>> Start RECORDS PROVIDED

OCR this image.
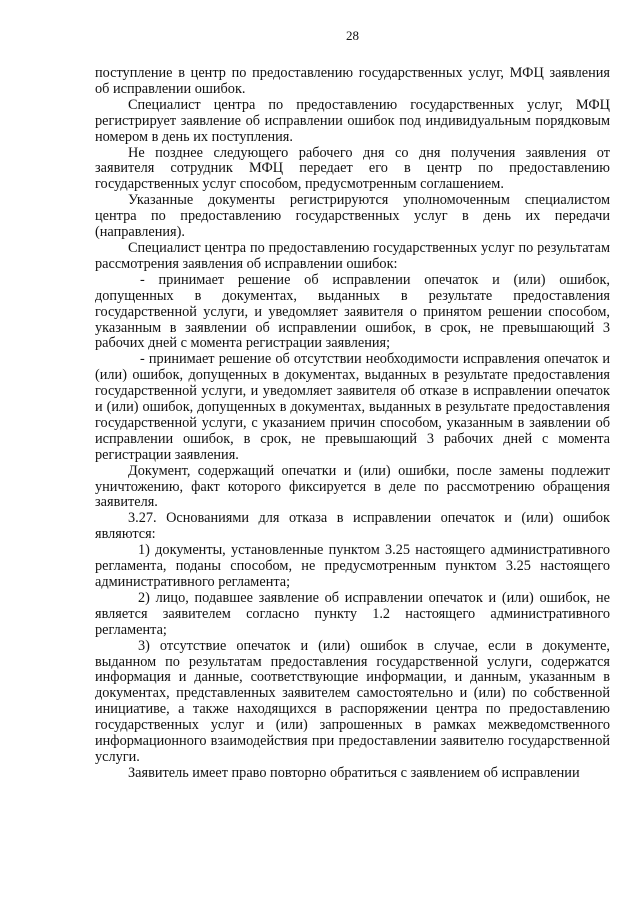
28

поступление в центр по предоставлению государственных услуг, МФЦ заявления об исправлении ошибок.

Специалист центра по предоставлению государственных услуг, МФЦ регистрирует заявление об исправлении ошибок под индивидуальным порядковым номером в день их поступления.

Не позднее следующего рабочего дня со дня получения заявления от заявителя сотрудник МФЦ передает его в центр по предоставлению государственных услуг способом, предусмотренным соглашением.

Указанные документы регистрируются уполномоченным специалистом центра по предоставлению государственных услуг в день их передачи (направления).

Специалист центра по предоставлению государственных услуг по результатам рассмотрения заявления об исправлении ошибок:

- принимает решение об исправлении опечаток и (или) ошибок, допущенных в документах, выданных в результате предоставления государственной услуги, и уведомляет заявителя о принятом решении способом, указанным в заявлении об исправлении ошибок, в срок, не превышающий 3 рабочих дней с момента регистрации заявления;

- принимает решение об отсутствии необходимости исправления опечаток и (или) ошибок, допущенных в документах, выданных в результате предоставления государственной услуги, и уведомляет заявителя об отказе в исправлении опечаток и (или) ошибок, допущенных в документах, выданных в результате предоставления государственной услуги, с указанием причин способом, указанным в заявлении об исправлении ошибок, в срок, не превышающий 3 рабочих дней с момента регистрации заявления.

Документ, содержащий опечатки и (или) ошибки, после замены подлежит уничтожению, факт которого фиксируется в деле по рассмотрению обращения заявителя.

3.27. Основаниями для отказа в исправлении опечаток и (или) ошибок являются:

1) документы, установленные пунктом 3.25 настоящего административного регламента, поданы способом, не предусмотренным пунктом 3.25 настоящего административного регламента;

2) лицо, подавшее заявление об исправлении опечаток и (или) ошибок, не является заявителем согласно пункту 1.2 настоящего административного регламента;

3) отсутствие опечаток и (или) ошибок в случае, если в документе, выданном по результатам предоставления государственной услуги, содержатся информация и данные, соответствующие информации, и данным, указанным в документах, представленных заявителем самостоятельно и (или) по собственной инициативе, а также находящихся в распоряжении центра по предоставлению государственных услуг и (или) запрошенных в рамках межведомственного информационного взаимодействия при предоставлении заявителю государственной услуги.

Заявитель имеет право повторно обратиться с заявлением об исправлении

>> End RECORDS PROVIDED

### CHALLENGE
Check each line of the records above for the string "результате", and report every line that has it.

### REPLY TO THE TASK
- принимает решение об исправлении опечаток и (или) ошибок, допущенных в документах, выданных в результате предоставления государственной услуги, и уведомляет заявителя о принятом решении способом, указанным в заявлении об исправлении ошибок, в срок, не превышающий 3 рабочих дней с момента регистрации заявления;
- принимает решение об отсутствии необходимости исправления опечаток и (или) ошибок, допущенных в документах, выданных в результате предоставления государственной услуги, и уведомляет заявителя об отказе в исправлении опечаток и (или) ошибок, допущенных в документах, выданных в результате предоставления государственной услуги, с указанием причин способом, указанным в заявлении об исправлении ошибок, в срок, не превышающий 3 рабочих дней с момента регистрации заявления.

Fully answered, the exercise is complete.